PROBLEM TO WORK ON -> Scan the data below. Pull out each line where "ТОРГІВЛЯ" occurs.

⁂

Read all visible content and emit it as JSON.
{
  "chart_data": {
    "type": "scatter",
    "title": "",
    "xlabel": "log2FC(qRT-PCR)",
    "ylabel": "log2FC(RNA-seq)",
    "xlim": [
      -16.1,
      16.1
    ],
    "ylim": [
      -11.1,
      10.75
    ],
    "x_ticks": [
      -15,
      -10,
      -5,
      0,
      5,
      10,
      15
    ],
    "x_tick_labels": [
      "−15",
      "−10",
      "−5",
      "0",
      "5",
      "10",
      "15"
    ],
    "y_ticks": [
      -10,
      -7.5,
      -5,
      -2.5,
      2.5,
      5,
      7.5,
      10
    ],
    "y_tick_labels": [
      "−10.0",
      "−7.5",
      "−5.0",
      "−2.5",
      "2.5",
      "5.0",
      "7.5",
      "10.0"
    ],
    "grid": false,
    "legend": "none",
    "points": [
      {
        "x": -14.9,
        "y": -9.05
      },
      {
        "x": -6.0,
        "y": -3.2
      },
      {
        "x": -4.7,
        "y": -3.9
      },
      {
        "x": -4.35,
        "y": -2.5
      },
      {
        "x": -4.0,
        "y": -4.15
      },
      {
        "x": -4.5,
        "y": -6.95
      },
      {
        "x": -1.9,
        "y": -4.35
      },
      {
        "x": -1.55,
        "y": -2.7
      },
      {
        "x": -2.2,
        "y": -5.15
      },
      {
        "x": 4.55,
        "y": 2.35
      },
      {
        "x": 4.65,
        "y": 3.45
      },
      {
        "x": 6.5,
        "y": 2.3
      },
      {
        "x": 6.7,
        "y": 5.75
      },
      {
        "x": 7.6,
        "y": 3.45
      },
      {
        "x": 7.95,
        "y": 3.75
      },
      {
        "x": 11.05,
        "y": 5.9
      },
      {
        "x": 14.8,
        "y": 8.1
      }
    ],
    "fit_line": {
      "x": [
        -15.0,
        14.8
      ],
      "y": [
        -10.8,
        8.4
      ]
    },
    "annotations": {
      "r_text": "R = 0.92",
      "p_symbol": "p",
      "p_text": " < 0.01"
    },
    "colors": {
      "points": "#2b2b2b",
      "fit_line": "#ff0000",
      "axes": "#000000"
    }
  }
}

⁂

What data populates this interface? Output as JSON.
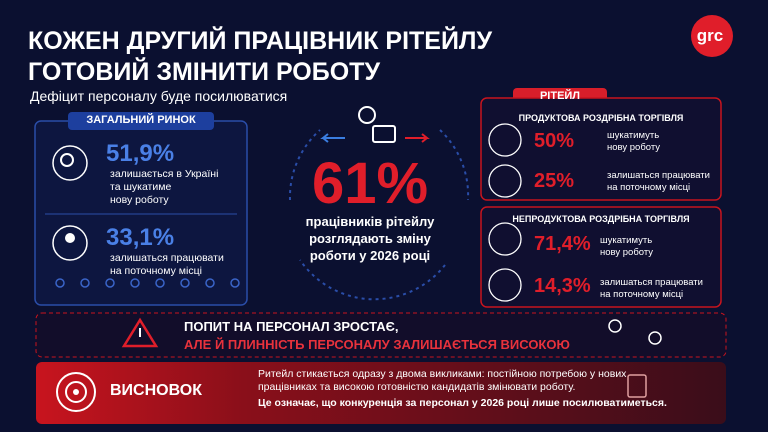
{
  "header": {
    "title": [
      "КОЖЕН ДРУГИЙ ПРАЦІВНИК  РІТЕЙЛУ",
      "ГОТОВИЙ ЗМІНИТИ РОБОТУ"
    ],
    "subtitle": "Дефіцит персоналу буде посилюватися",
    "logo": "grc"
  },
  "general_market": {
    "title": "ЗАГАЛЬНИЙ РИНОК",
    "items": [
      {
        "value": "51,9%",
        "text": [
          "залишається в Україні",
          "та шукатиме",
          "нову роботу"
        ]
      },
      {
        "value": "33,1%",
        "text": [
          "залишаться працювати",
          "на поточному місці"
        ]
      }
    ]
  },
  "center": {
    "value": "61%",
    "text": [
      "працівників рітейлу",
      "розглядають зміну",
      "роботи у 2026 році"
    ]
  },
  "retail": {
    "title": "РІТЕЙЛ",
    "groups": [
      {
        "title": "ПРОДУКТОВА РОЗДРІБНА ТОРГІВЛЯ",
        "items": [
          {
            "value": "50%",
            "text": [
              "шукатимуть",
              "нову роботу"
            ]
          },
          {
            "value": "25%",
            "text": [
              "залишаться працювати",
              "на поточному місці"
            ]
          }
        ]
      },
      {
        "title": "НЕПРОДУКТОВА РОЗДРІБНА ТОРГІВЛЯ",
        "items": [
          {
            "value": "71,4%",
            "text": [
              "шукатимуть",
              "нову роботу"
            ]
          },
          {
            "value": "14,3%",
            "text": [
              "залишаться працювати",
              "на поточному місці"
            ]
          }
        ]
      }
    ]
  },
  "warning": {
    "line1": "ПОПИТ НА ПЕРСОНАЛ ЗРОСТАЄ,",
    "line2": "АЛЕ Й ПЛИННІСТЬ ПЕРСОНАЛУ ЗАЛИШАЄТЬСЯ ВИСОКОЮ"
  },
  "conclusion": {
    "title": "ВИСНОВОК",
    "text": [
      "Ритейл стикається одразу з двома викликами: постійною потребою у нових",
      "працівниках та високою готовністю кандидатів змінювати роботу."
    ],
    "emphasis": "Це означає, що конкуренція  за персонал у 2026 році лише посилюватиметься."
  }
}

⁂

FINISHED TASK ->
        "title": "ПРОДУКТОВА РОЗДРІБНА ТОРГІВЛЯ",
        "title": "НЕПРОДУКТОВА РОЗДРІБНА ТОРГІВЛЯ",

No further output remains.